• Dataset entries on figures

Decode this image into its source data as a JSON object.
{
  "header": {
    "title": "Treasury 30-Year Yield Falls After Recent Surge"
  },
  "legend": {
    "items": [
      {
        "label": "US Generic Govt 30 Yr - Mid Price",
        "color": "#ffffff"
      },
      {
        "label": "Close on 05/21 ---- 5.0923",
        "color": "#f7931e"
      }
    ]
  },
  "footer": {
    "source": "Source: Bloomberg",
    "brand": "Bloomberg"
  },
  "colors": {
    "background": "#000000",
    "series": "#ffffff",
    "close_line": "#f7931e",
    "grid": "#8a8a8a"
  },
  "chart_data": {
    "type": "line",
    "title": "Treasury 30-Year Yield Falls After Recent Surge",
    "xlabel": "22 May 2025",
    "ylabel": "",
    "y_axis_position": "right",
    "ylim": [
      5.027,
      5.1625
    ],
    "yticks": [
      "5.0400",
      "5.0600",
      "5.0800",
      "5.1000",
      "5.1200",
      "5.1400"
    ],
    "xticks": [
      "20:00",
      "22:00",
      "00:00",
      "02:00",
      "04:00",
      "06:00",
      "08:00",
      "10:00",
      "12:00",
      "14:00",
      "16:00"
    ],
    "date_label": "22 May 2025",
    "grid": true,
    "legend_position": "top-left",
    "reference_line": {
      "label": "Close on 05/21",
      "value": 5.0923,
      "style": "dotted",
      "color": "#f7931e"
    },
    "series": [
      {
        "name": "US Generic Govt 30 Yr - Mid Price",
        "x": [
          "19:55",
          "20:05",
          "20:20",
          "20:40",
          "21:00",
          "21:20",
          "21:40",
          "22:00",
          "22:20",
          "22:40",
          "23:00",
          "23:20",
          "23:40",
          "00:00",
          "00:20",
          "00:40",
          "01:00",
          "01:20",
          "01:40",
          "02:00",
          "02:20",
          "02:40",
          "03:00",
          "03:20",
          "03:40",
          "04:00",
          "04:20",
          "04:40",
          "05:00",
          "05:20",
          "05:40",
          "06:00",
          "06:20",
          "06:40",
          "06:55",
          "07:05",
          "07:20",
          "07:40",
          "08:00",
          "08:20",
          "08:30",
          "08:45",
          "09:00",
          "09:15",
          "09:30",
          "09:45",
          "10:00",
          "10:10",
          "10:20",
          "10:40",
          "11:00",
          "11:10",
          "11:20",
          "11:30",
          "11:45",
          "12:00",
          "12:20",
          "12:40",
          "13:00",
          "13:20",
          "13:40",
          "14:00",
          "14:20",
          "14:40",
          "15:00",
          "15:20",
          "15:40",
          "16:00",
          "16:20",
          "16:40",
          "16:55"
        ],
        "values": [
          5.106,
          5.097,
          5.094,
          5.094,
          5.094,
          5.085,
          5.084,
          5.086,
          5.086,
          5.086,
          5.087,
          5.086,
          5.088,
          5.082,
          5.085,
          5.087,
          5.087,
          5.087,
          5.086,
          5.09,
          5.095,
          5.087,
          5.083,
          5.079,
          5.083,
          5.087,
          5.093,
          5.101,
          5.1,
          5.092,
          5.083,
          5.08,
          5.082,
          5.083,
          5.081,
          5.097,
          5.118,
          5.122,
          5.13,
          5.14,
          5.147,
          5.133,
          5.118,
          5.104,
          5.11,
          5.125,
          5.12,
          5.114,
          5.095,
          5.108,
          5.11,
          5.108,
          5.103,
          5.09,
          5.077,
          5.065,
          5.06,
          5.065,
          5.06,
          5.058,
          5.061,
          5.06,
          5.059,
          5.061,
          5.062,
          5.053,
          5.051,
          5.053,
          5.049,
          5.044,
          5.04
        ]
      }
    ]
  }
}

• What the task requires
Copy out all of the data exactly, leaving nothing out.

• Task answer
Decode this image into its source data as a JSON object.
{
  "header": {
    "title": "Treasury 30-Year Yield Falls After Recent Surge"
  },
  "legend": {
    "items": [
      {
        "label": "US Generic Govt 30 Yr - Mid Price",
        "color": "#ffffff"
      },
      {
        "label": "Close on 05/21 ---- 5.0923",
        "color": "#f7931e"
      }
    ]
  },
  "footer": {
    "source": "Source: Bloomberg",
    "brand": "Bloomberg"
  },
  "colors": {
    "background": "#000000",
    "series": "#ffffff",
    "close_line": "#f7931e",
    "grid": "#8a8a8a"
  },
  "chart_data": {
    "type": "line",
    "title": "Treasury 30-Year Yield Falls After Recent Surge",
    "xlabel": "22 May 2025",
    "ylabel": "",
    "y_axis_position": "right",
    "ylim": [
      5.027,
      5.1625
    ],
    "yticks": [
      "5.0400",
      "5.0600",
      "5.0800",
      "5.1000",
      "5.1200",
      "5.1400"
    ],
    "xticks": [
      "20:00",
      "22:00",
      "00:00",
      "02:00",
      "04:00",
      "06:00",
      "08:00",
      "10:00",
      "12:00",
      "14:00",
      "16:00"
    ],
    "date_label": "22 May 2025",
    "grid": true,
    "legend_position": "top-left",
    "reference_line": {
      "label": "Close on 05/21",
      "value": 5.0923,
      "style": "dotted",
      "color": "#f7931e"
    },
    "series": [
      {
        "name": "US Generic Govt 30 Yr - Mid Price",
        "x": [
          "19:55",
          "20:05",
          "20:20",
          "20:40",
          "21:00",
          "21:20",
          "21:40",
          "22:00",
          "22:20",
          "22:40",
          "23:00",
          "23:20",
          "23:40",
          "00:00",
          "00:20",
          "00:40",
          "01:00",
          "01:20",
          "01:40",
          "02:00",
          "02:20",
          "02:40",
          "03:00",
          "03:20",
          "03:40",
          "04:00",
          "04:20",
          "04:40",
          "05:00",
          "05:20",
          "05:40",
          "06:00",
          "06:20",
          "06:40",
          "06:55",
          "07:05",
          "07:20",
          "07:40",
          "08:00",
          "08:20",
          "08:30",
          "08:45",
          "09:00",
          "09:15",
          "09:30",
          "09:45",
          "10:00",
          "10:10",
          "10:20",
          "10:40",
          "11:00",
          "11:10",
          "11:20",
          "11:30",
          "11:45",
          "12:00",
          "12:20",
          "12:40",
          "13:00",
          "13:20",
          "13:40",
          "14:00",
          "14:20",
          "14:40",
          "15:00",
          "15:20",
          "15:40",
          "16:00",
          "16:20",
          "16:40",
          "16:55"
        ],
        "values": [
          5.106,
          5.097,
          5.094,
          5.094,
          5.094,
          5.085,
          5.084,
          5.086,
          5.086,
          5.086,
          5.087,
          5.086,
          5.088,
          5.082,
          5.085,
          5.087,
          5.087,
          5.087,
          5.086,
          5.09,
          5.095,
          5.087,
          5.083,
          5.079,
          5.083,
          5.087,
          5.093,
          5.101,
          5.1,
          5.092,
          5.083,
          5.08,
          5.082,
          5.083,
          5.081,
          5.097,
          5.118,
          5.122,
          5.13,
          5.14,
          5.147,
          5.133,
          5.118,
          5.104,
          5.11,
          5.125,
          5.12,
          5.114,
          5.095,
          5.108,
          5.11,
          5.108,
          5.103,
          5.09,
          5.077,
          5.065,
          5.06,
          5.065,
          5.06,
          5.058,
          5.061,
          5.06,
          5.059,
          5.061,
          5.062,
          5.053,
          5.051,
          5.053,
          5.049,
          5.044,
          5.04
        ]
      }
    ]
  }
}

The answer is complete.